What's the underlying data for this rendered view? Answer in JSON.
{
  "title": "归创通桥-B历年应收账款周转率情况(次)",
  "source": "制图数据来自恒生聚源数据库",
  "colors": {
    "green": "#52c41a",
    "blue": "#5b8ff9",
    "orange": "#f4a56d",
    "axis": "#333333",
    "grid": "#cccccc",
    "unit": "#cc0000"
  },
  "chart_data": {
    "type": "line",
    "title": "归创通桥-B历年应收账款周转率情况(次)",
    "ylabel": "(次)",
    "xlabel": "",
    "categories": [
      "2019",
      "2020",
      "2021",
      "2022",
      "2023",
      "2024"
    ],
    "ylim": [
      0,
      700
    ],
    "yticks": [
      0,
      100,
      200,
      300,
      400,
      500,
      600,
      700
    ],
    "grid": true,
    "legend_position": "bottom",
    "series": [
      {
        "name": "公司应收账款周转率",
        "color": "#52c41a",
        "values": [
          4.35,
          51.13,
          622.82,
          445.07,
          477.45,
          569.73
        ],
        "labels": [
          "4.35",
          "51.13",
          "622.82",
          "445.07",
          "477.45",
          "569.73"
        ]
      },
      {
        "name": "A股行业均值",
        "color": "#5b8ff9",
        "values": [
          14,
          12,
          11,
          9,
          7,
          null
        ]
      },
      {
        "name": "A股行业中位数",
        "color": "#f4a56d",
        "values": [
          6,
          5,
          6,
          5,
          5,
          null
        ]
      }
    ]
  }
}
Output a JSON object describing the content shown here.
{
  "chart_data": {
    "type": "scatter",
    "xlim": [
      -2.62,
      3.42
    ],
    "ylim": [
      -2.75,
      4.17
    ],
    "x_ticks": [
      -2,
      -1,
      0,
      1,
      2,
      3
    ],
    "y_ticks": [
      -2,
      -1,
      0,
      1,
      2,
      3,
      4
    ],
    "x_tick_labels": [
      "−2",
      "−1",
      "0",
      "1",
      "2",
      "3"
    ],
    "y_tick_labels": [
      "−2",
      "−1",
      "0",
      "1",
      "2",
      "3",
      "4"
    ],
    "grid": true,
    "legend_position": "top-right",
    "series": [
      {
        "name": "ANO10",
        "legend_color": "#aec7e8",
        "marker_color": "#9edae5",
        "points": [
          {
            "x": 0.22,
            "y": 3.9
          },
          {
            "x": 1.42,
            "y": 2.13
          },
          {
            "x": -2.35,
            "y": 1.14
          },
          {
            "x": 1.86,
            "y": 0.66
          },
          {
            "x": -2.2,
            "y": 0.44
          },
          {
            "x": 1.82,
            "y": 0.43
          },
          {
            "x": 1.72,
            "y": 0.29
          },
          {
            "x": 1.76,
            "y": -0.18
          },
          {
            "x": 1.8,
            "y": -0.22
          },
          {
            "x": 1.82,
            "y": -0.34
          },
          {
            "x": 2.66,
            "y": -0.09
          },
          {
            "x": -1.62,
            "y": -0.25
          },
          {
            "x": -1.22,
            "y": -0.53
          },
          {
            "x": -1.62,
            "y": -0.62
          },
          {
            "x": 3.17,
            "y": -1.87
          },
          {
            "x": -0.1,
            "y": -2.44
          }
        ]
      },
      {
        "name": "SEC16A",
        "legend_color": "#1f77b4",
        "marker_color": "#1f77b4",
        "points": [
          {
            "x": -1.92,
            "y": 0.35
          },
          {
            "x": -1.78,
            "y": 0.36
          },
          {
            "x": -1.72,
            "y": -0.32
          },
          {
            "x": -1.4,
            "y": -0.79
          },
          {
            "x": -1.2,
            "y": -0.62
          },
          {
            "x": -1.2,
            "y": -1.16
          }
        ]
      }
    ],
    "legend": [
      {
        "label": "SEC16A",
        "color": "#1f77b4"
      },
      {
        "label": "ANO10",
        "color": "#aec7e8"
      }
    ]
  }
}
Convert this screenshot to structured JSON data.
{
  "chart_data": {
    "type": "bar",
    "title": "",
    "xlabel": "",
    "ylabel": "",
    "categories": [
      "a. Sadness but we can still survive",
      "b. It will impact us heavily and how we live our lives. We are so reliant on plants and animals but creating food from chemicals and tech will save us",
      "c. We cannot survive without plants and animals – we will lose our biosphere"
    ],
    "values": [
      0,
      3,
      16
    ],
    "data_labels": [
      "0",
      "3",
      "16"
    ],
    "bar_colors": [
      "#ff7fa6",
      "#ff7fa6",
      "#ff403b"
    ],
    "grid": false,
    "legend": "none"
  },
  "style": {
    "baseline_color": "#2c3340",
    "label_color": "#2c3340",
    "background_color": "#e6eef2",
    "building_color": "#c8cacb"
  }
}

────────

#### [WHAT YOU NEED TO DO]
Print the listing above in full, exactly as it is.

#### [TASK RESULT]
What's the underlying data for this rendered view? Answer in JSON.
{
  "title": "归创通桥-B历年应收账款周转率情况(次)",
  "source": "制图数据来自恒生聚源数据库",
  "colors": {
    "green": "#52c41a",
    "blue": "#5b8ff9",
    "orange": "#f4a56d",
    "axis": "#333333",
    "grid": "#cccccc",
    "unit": "#cc0000"
  },
  "chart_data": {
    "type": "line",
    "title": "归创通桥-B历年应收账款周转率情况(次)",
    "ylabel": "(次)",
    "xlabel": "",
    "categories": [
      "2019",
      "2020",
      "2021",
      "2022",
      "2023",
      "2024"
    ],
    "ylim": [
      0,
      700
    ],
    "yticks": [
      0,
      100,
      200,
      300,
      400,
      500,
      600,
      700
    ],
    "grid": true,
    "legend_position": "bottom",
    "series": [
      {
        "name": "公司应收账款周转率",
        "color": "#52c41a",
        "values": [
          4.35,
          51.13,
          622.82,
          445.07,
          477.45,
          569.73
        ],
        "labels": [
          "4.35",
          "51.13",
          "622.82",
          "445.07",
          "477.45",
          "569.73"
        ]
      },
      {
        "name": "A股行业均值",
        "color": "#5b8ff9",
        "values": [
          14,
          12,
          11,
          9,
          7,
          null
        ]
      },
      {
        "name": "A股行业中位数",
        "color": "#f4a56d",
        "values": [
          6,
          5,
          6,
          5,
          5,
          null
        ]
      }
    ]
  }
}
Output a JSON object describing the content shown here.
{
  "chart_data": {
    "type": "scatter",
    "xlim": [
      -2.62,
      3.42
    ],
    "ylim": [
      -2.75,
      4.17
    ],
    "x_ticks": [
      -2,
      -1,
      0,
      1,
      2,
      3
    ],
    "y_ticks": [
      -2,
      -1,
      0,
      1,
      2,
      3,
      4
    ],
    "x_tick_labels": [
      "−2",
      "−1",
      "0",
      "1",
      "2",
      "3"
    ],
    "y_tick_labels": [
      "−2",
      "−1",
      "0",
      "1",
      "2",
      "3",
      "4"
    ],
    "grid": true,
    "legend_position": "top-right",
    "series": [
      {
        "name": "ANO10",
        "legend_color": "#aec7e8",
        "marker_color": "#9edae5",
        "points": [
          {
            "x": 0.22,
            "y": 3.9
          },
          {
            "x": 1.42,
            "y": 2.13
          },
          {
            "x": -2.35,
            "y": 1.14
          },
          {
            "x": 1.86,
            "y": 0.66
          },
          {
            "x": -2.2,
            "y": 0.44
          },
          {
            "x": 1.82,
            "y": 0.43
          },
          {
            "x": 1.72,
            "y": 0.29
          },
          {
            "x": 1.76,
            "y": -0.18
          },
          {
            "x": 1.8,
            "y": -0.22
          },
          {
            "x": 1.82,
            "y": -0.34
          },
          {
            "x": 2.66,
            "y": -0.09
          },
          {
            "x": -1.62,
            "y": -0.25
          },
          {
            "x": -1.22,
            "y": -0.53
          },
          {
            "x": -1.62,
            "y": -0.62
          },
          {
            "x": 3.17,
            "y": -1.87
          },
          {
            "x": -0.1,
            "y": -2.44
          }
        ]
      },
      {
        "name": "SEC16A",
        "legend_color": "#1f77b4",
        "marker_color": "#1f77b4",
        "points": [
          {
            "x": -1.92,
            "y": 0.35
          },
          {
            "x": -1.78,
            "y": 0.36
          },
          {
            "x": -1.72,
            "y": -0.32
          },
          {
            "x": -1.4,
            "y": -0.79
          },
          {
            "x": -1.2,
            "y": -0.62
          },
          {
            "x": -1.2,
            "y": -1.16
          }
        ]
      }
    ],
    "legend": [
      {
        "label": "SEC16A",
        "color": "#1f77b4"
      },
      {
        "label": "ANO10",
        "color": "#aec7e8"
      }
    ]
  }
}
Convert this screenshot to structured JSON data.
{
  "chart_data": {
    "type": "bar",
    "title": "",
    "xlabel": "",
    "ylabel": "",
    "categories": [
      "a. Sadness but we can still survive",
      "b. It will impact us heavily and how we live our lives. We are so reliant on plants and animals but creating food from chemicals and tech will save us",
      "c. We cannot survive without plants and animals – we will lose our biosphere"
    ],
    "values": [
      0,
      3,
      16
    ],
    "data_labels": [
      "0",
      "3",
      "16"
    ],
    "bar_colors": [
      "#ff7fa6",
      "#ff7fa6",
      "#ff403b"
    ],
    "grid": false,
    "legend": "none"
  },
  "style": {
    "baseline_color": "#2c3340",
    "label_color": "#2c3340",
    "background_color": "#e6eef2",
    "building_color": "#c8cacb"
  }
}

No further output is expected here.